Copy each line where the word "label" occurs.

::::::

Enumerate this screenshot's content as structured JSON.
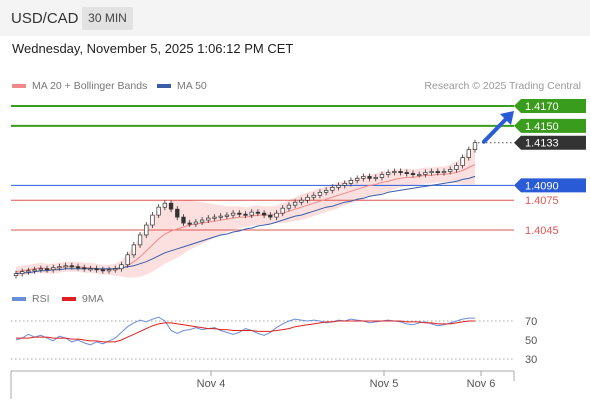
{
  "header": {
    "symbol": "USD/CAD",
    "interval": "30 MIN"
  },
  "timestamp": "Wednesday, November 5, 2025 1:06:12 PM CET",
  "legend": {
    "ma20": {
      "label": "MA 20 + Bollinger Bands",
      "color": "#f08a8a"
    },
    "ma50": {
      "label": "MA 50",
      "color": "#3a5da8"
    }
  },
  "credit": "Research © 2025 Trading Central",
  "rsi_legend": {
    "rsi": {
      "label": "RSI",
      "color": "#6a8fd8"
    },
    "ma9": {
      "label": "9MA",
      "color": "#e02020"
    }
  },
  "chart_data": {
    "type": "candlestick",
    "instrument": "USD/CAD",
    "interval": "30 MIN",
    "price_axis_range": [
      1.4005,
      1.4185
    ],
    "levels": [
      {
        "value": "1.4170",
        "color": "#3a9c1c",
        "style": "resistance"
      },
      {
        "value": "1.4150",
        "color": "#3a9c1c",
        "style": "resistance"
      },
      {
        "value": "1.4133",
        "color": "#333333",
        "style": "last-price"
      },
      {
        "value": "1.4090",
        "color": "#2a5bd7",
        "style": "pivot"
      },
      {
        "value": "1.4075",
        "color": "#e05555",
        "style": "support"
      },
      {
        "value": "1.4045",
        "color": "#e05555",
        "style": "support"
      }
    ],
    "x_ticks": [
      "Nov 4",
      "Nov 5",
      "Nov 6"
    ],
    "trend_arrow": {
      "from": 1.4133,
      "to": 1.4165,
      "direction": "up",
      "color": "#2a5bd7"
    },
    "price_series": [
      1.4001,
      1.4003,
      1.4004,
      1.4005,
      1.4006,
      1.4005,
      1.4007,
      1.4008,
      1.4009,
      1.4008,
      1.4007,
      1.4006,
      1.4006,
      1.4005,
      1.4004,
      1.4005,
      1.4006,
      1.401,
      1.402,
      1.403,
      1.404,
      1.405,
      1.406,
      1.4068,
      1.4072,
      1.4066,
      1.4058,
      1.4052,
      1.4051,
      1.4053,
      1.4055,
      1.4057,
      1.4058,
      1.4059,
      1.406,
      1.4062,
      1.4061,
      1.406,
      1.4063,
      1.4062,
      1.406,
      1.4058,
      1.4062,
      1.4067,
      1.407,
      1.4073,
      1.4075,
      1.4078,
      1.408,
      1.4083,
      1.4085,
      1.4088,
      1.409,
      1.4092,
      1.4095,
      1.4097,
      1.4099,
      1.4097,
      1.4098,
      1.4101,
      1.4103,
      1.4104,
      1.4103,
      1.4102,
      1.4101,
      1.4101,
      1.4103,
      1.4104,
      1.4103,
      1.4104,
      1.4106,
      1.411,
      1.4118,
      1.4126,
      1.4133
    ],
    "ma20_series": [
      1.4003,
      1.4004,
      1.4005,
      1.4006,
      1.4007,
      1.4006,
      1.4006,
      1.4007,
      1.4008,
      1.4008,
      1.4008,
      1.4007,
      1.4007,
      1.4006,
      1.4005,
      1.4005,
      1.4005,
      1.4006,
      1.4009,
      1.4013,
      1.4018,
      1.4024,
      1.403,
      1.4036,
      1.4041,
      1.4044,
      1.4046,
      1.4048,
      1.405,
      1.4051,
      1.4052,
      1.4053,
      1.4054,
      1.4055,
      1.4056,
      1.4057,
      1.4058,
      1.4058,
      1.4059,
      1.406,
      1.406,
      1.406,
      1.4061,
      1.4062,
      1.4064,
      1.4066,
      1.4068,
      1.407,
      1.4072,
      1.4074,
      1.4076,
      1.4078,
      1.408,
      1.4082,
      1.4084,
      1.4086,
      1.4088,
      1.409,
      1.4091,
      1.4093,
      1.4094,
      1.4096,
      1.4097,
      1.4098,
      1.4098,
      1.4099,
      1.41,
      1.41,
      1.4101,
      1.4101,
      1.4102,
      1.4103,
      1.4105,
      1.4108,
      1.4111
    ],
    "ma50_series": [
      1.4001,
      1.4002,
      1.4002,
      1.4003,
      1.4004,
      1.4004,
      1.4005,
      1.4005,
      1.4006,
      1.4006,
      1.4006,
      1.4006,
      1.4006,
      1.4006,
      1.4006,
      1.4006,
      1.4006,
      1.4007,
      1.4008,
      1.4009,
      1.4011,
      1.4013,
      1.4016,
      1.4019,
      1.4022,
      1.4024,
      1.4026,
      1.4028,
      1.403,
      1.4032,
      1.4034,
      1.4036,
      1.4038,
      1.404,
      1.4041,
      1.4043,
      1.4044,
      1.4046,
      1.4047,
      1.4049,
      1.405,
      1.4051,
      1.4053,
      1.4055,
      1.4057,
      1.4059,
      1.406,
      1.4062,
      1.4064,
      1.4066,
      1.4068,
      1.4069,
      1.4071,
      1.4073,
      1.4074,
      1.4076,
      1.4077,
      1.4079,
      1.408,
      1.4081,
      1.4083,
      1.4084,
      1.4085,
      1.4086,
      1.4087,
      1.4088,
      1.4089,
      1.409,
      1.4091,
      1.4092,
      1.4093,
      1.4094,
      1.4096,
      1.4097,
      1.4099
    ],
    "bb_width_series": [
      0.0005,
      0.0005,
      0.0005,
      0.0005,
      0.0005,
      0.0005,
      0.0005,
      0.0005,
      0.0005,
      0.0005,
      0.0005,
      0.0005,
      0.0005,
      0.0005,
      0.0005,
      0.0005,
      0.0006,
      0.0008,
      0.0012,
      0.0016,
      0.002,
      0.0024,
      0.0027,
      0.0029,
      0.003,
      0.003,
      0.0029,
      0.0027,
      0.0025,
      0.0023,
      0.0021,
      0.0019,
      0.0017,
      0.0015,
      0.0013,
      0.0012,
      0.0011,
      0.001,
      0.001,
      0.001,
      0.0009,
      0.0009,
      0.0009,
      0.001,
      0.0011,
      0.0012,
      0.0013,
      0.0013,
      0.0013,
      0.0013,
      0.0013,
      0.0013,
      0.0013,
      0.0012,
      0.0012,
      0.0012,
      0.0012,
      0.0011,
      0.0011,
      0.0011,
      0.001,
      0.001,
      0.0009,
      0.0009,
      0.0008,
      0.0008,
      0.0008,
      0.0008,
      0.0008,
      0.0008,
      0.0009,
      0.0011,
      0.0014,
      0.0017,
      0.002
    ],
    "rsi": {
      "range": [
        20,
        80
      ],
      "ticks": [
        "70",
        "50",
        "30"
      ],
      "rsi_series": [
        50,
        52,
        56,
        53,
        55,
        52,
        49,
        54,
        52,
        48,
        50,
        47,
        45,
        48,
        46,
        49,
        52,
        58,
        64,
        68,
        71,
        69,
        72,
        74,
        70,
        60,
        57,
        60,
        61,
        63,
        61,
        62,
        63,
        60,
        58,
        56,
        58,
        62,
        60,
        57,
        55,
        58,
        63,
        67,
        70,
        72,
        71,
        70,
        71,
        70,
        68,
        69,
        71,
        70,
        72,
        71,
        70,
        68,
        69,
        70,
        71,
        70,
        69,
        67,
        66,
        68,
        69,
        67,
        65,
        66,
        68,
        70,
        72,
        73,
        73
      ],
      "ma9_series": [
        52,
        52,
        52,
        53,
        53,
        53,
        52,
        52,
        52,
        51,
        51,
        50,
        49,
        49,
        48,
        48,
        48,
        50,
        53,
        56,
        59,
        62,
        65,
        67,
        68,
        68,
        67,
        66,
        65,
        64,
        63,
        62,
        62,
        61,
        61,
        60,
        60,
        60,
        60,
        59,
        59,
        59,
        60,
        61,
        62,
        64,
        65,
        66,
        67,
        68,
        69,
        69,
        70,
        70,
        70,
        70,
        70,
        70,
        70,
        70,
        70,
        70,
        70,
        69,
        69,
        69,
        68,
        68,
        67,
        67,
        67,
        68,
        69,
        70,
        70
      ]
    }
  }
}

::::::

#### Full answer
      "label": "MA 20 + Bollinger Bands",
      "label": "MA 50",
      "label": "RSI",
      "label": "9MA",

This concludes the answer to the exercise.